Material provided start
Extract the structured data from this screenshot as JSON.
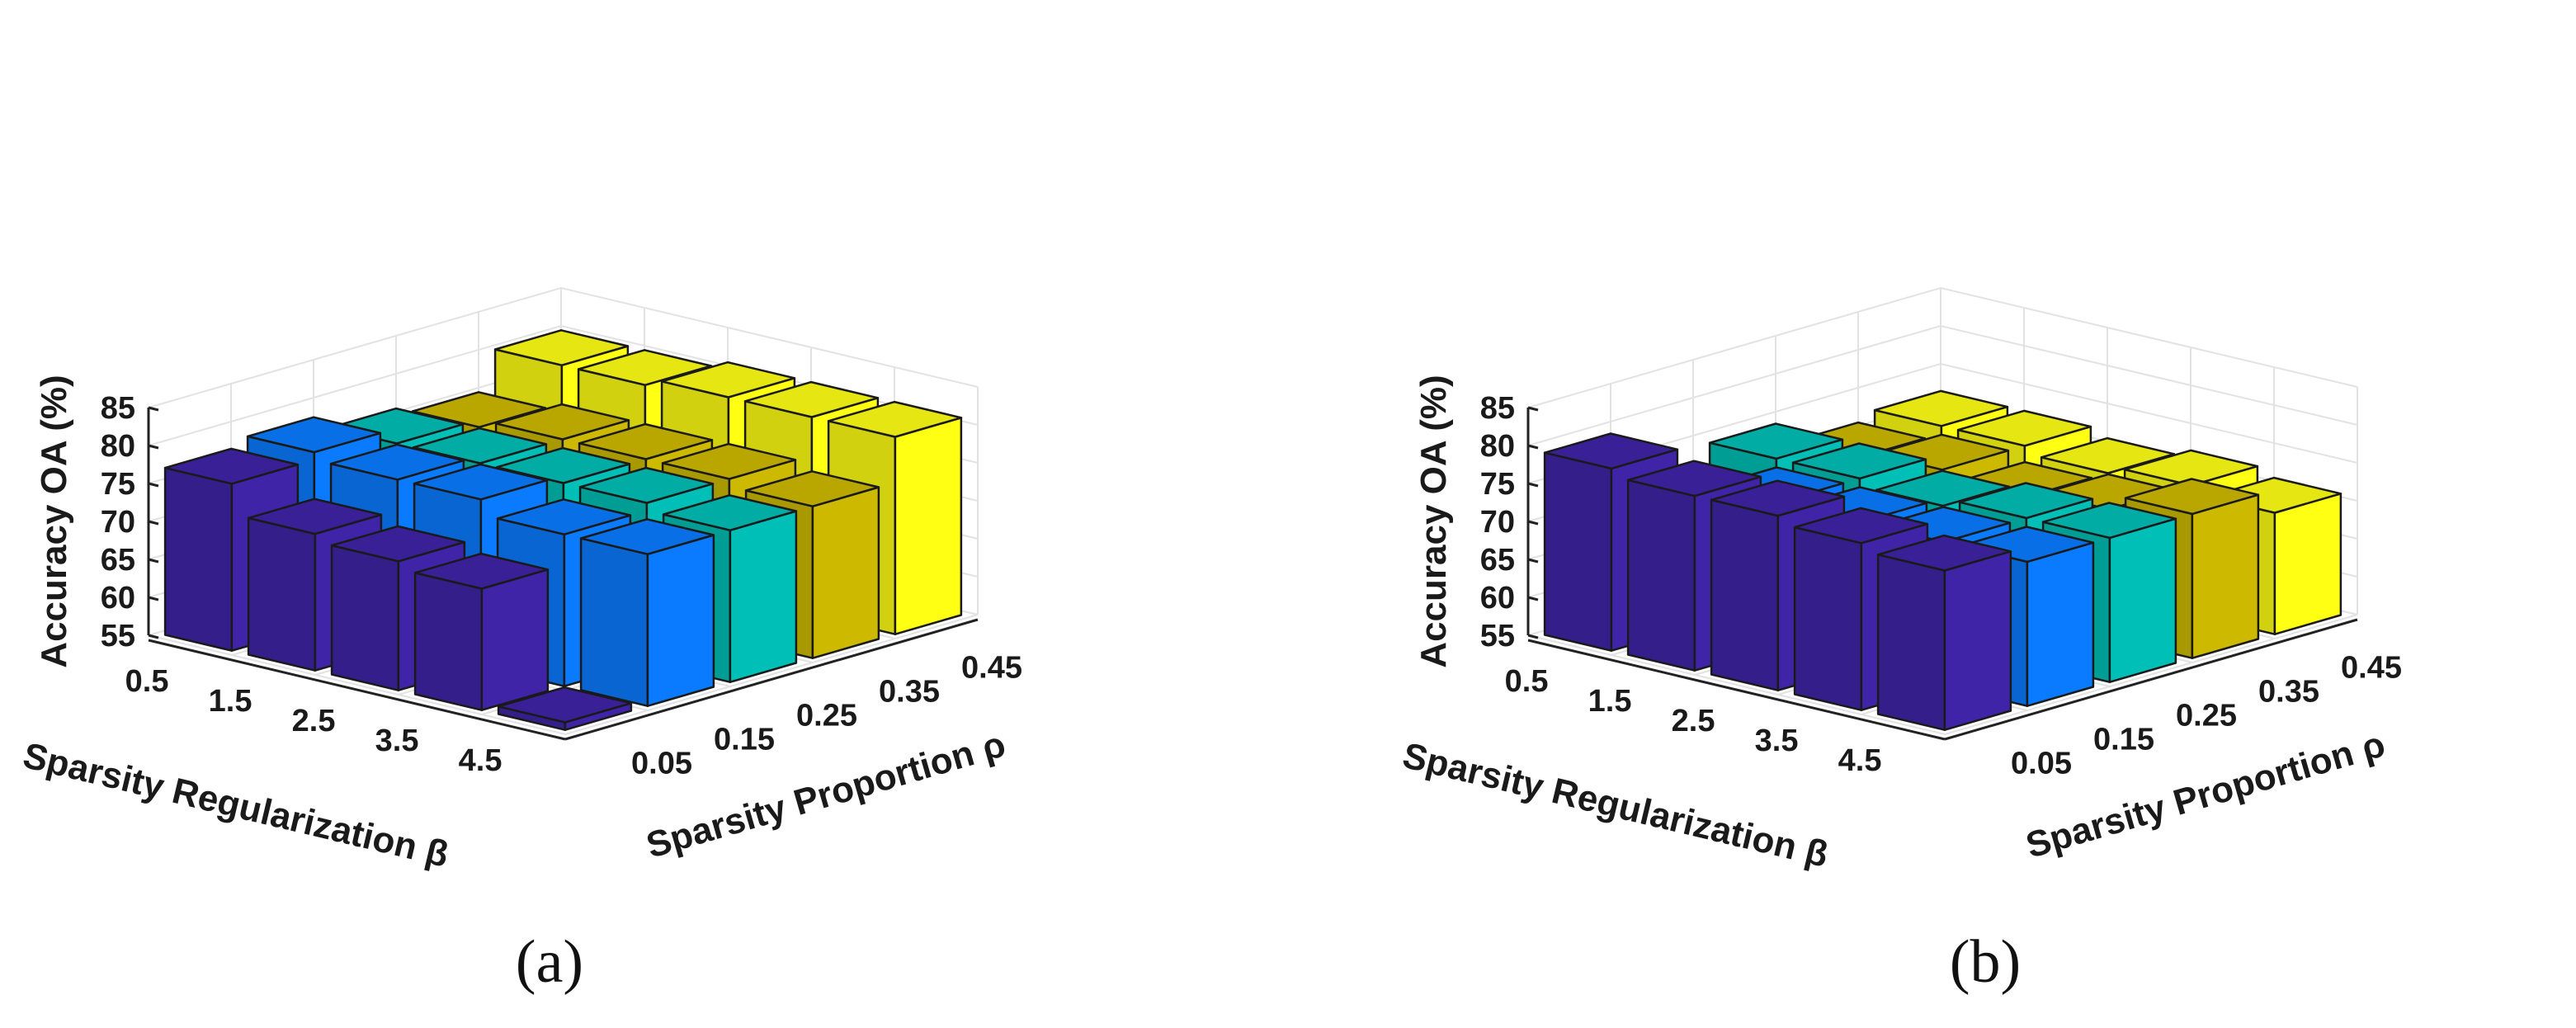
{
  "chart_data": [
    {
      "type": "bar3d",
      "panel_label": "(a)",
      "zlabel": "Accuracy  OA (%)",
      "ylabel": "Sparsity Regularization  β",
      "xlabel": "Sparsity Proportion  ρ",
      "zlim": [
        55,
        85
      ],
      "zticks": [
        "55",
        "60",
        "65",
        "70",
        "75",
        "80",
        "85"
      ],
      "beta": [
        "0.5",
        "1.5",
        "2.5",
        "3.5",
        "4.5"
      ],
      "rho": [
        "0.05",
        "0.15",
        "0.25",
        "0.35",
        "0.45"
      ],
      "grid": true,
      "series": [
        {
          "name": "0.05",
          "color": "#3f24a8",
          "values": [
            77,
            73,
            72,
            71,
            56
          ]
        },
        {
          "name": "0.15",
          "color": "#0a7bff",
          "values": [
            78,
            77,
            77,
            75,
            75
          ]
        },
        {
          "name": "0.25",
          "color": "#00bfb6",
          "values": [
            76,
            76,
            76,
            76,
            75
          ]
        },
        {
          "name": "0.35",
          "color": "#cdba00",
          "values": [
            75,
            76,
            76,
            76,
            75
          ]
        },
        {
          "name": "0.45",
          "color": "#ffff14",
          "values": [
            80,
            80,
            81,
            81,
            81
          ]
        }
      ]
    },
    {
      "type": "bar3d",
      "panel_label": "(b)",
      "zlabel": "Accuracy  OA (%)",
      "ylabel": "Sparsity Regularization  β",
      "xlabel": "Sparsity Proportion  ρ",
      "zlim": [
        55,
        85
      ],
      "zticks": [
        "55",
        "60",
        "65",
        "70",
        "75",
        "80",
        "85"
      ],
      "beta": [
        "0.5",
        "1.5",
        "2.5",
        "3.5",
        "4.5"
      ],
      "rho": [
        "0.05",
        "0.15",
        "0.25",
        "0.35",
        "0.45"
      ],
      "grid": true,
      "series": [
        {
          "name": "0.05",
          "color": "#3f24a8",
          "values": [
            79,
            78,
            78,
            77,
            76
          ]
        },
        {
          "name": "0.15",
          "color": "#0a7bff",
          "values": [
            71,
            74,
            74,
            74,
            74
          ]
        },
        {
          "name": "0.25",
          "color": "#00bfb6",
          "values": [
            74,
            74,
            73,
            74,
            74
          ]
        },
        {
          "name": "0.35",
          "color": "#cdba00",
          "values": [
            71,
            72,
            71,
            72,
            74
          ]
        },
        {
          "name": "0.45",
          "color": "#ffff14",
          "values": [
            72,
            72,
            71,
            72,
            71
          ]
        }
      ]
    }
  ]
}
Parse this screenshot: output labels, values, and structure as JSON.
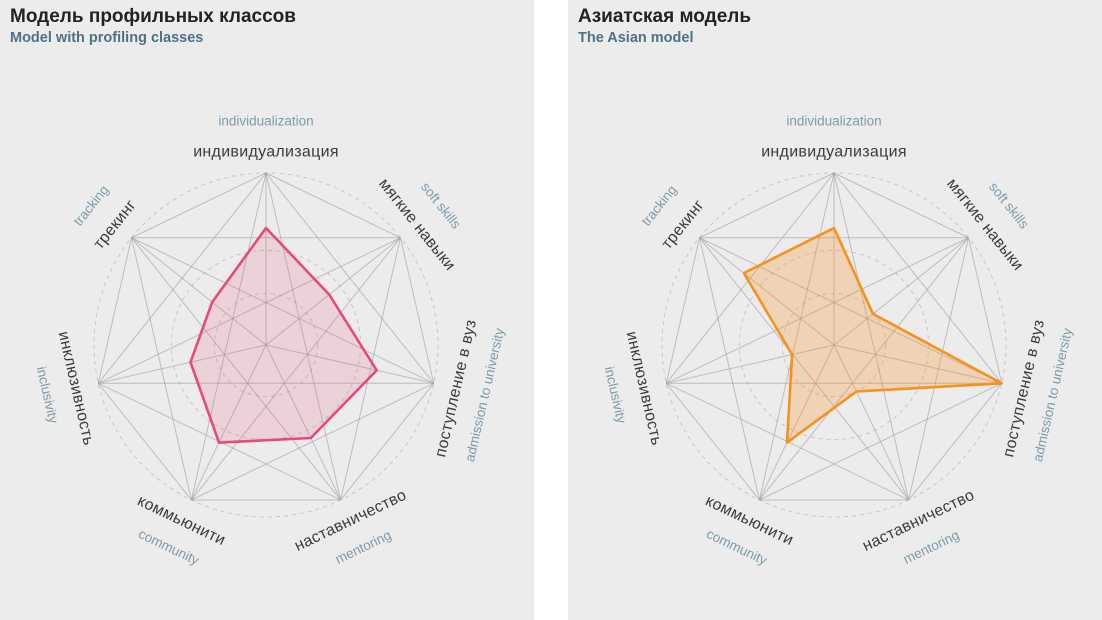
{
  "style": {
    "panel_bg": "#ececec",
    "title_color": "#222222",
    "subtitle_color": "#4d7383",
    "axis_ru_color": "#3c3c3c",
    "axis_en_color": "#7d9bab",
    "grid_line": "#9e9e9e",
    "dashed_circle": "#c6c6c6",
    "dashed_circle_levels": [
      0.3,
      0.55,
      1.0
    ]
  },
  "chart_data": [
    {
      "type": "radar",
      "title": "Модель профильных классов",
      "subtitle": "Model with profiling classes",
      "value_range": [
        0,
        1
      ],
      "axes": [
        {
          "ru": "индивидуализация",
          "en": "individualization"
        },
        {
          "ru": "мягкие навыки",
          "en": "soft skills"
        },
        {
          "ru": "поступление в вуз",
          "en": "admission to university"
        },
        {
          "ru": "наставничество",
          "en": "mentoring"
        },
        {
          "ru": "коммьюнити",
          "en": "community"
        },
        {
          "ru": "инклюзивность",
          "en": "inclusivity"
        },
        {
          "ru": "трекинг",
          "en": "tracking"
        }
      ],
      "values": [
        0.68,
        0.47,
        0.66,
        0.6,
        0.63,
        0.45,
        0.4
      ],
      "series_color": "#e84a78",
      "series_fill": "rgba(232,74,120,0.16)"
    },
    {
      "type": "radar",
      "title": "Азиатская модель",
      "subtitle": "The Asian model",
      "value_range": [
        0,
        1
      ],
      "axes": [
        {
          "ru": "индивидуализация",
          "en": "individualization"
        },
        {
          "ru": "мягкие навыки",
          "en": "soft skills"
        },
        {
          "ru": "поступление в вуз",
          "en": "admission to university"
        },
        {
          "ru": "наставничество",
          "en": "mentoring"
        },
        {
          "ru": "коммьюнити",
          "en": "community"
        },
        {
          "ru": "инклюзивность",
          "en": "inclusivity"
        },
        {
          "ru": "трекинг",
          "en": "tracking"
        }
      ],
      "values": [
        0.68,
        0.29,
        1.0,
        0.3,
        0.63,
        0.25,
        0.67
      ],
      "series_color": "#f6911e",
      "series_fill": "rgba(246,145,30,0.27)"
    }
  ]
}
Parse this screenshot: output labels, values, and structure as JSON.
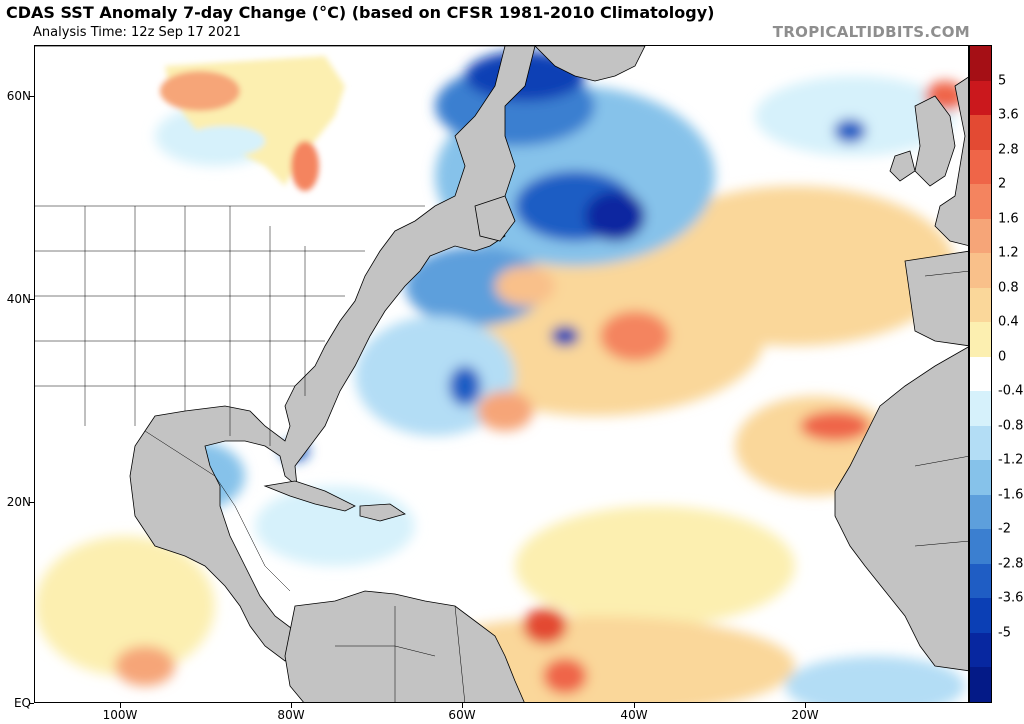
Material provided end
Retype every record above exactly as written, but leave out the pictures.

Extract the structured data from this screenshot as JSON.
{
  "chart_data": [
    {
      "type": "bar3d",
      "panel_label": "(a)",
      "zlabel": "Accuracy  OA (%)",
      "ylabel": "Sparsity Regularization  β",
      "xlabel": "Sparsity Proportion  ρ",
      "zlim": [
        55,
        85
      ],
      "zticks": [
        "55",
        "60",
        "65",
        "70",
        "75",
        "80",
        "85"
      ],
      "beta": [
        "0.5",
        "1.5",
        "2.5",
        "3.5",
        "4.5"
      ],
      "rho": [
        "0.05",
        "0.15",
        "0.25",
        "0.35",
        "0.45"
      ],
      "grid": true,
      "series": [
        {
          "name": "0.05",
          "color": "#3f24a8",
          "values": [
            77,
            73,
            72,
            71,
            56
          ]
        },
        {
          "name": "0.15",
          "color": "#0a7bff",
          "values": [
            78,
            77,
            77,
            75,
            75
          ]
        },
        {
          "name": "0.25",
          "color": "#00bfb6",
          "values": [
            76,
            76,
            76,
            76,
            75
          ]
        },
        {
          "name": "0.35",
          "color": "#cdba00",
          "values": [
            75,
            76,
            76,
            76,
            75
          ]
        },
        {
          "name": "0.45",
          "color": "#ffff14",
          "values": [
            80,
            80,
            81,
            81,
            81
          ]
        }
      ]
    },
    {
      "type": "bar3d",
      "panel_label": "(b)",
      "zlabel": "Accuracy  OA (%)",
      "ylabel": "Sparsity Regularization  β",
      "xlabel": "Sparsity Proportion  ρ",
      "zlim": [
        55,
        85
      ],
      "zticks": [
        "55",
        "60",
        "65",
        "70",
        "75",
        "80",
        "85"
      ],
      "beta": [
        "0.5",
        "1.5",
        "2.5",
        "3.5",
        "4.5"
      ],
      "rho": [
        "0.05",
        "0.15",
        "0.25",
        "0.35",
        "0.45"
      ],
      "grid": true,
      "series": [
        {
          "name": "0.05",
          "color": "#3f24a8",
          "values": [
            79,
            78,
            78,
            77,
            76
          ]
        },
        {
          "name": "0.15",
          "color": "#0a7bff",
          "values": [
            71,
            74,
            74,
            74,
            74
          ]
        },
        {
          "name": "0.25",
          "color": "#00bfb6",
          "values": [
            74,
            74,
            73,
            74,
            74
          ]
        },
        {
          "name": "0.35",
          "color": "#cdba00",
          "values": [
            71,
            72,
            71,
            72,
            74
          ]
        },
        {
          "name": "0.45",
          "color": "#ffff14",
          "values": [
            72,
            72,
            71,
            72,
            71
          ]
        }
      ]
    }
  ]
}
Parse this screenshot: output labels, values, and structure as JSON.
{
  "style": {
    "panel_bg": "#ececec",
    "title_color": "#222222",
    "subtitle_color": "#4d7383",
    "axis_ru_color": "#3c3c3c",
    "axis_en_color": "#7d9bab",
    "grid_line": "#9e9e9e",
    "dashed_circle": "#c6c6c6",
    "dashed_circle_levels": [
      0.3,
      0.55,
      1.0
    ]
  },
  "chart_data": [
    {
      "type": "radar",
      "title": "Модель профильных классов",
      "subtitle": "Model with profiling classes",
      "value_range": [
        0,
        1
      ],
      "axes": [
        {
          "ru": "индивидуализация",
          "en": "individualization"
        },
        {
          "ru": "мягкие навыки",
          "en": "soft skills"
        },
        {
          "ru": "поступление в вуз",
          "en": "admission to university"
        },
        {
          "ru": "наставничество",
          "en": "mentoring"
        },
        {
          "ru": "коммьюнити",
          "en": "community"
        },
        {
          "ru": "инклюзивность",
          "en": "inclusivity"
        },
        {
          "ru": "трекинг",
          "en": "tracking"
        }
      ],
      "values": [
        0.68,
        0.47,
        0.66,
        0.6,
        0.63,
        0.45,
        0.4
      ],
      "series_color": "#e84a78",
      "series_fill": "rgba(232,74,120,0.16)"
    },
    {
      "type": "radar",
      "title": "Азиатская модель",
      "subtitle": "The Asian model",
      "value_range": [
        0,
        1
      ],
      "axes": [
        {
          "ru": "индивидуализация",
          "en": "individualization"
        },
        {
          "ru": "мягкие навыки",
          "en": "soft skills"
        },
        {
          "ru": "поступление в вуз",
          "en": "admission to university"
        },
        {
          "ru": "наставничество",
          "en": "mentoring"
        },
        {
          "ru": "коммьюнити",
          "en": "community"
        },
        {
          "ru": "инклюзивность",
          "en": "inclusivity"
        },
        {
          "ru": "трекинг",
          "en": "tracking"
        }
      ],
      "values": [
        0.68,
        0.29,
        1.0,
        0.3,
        0.63,
        0.25,
        0.67
      ],
      "series_color": "#f6911e",
      "series_fill": "rgba(246,145,30,0.27)"
    }
  ]
}
Parse this screenshot: output labels, values, and structure as JSON.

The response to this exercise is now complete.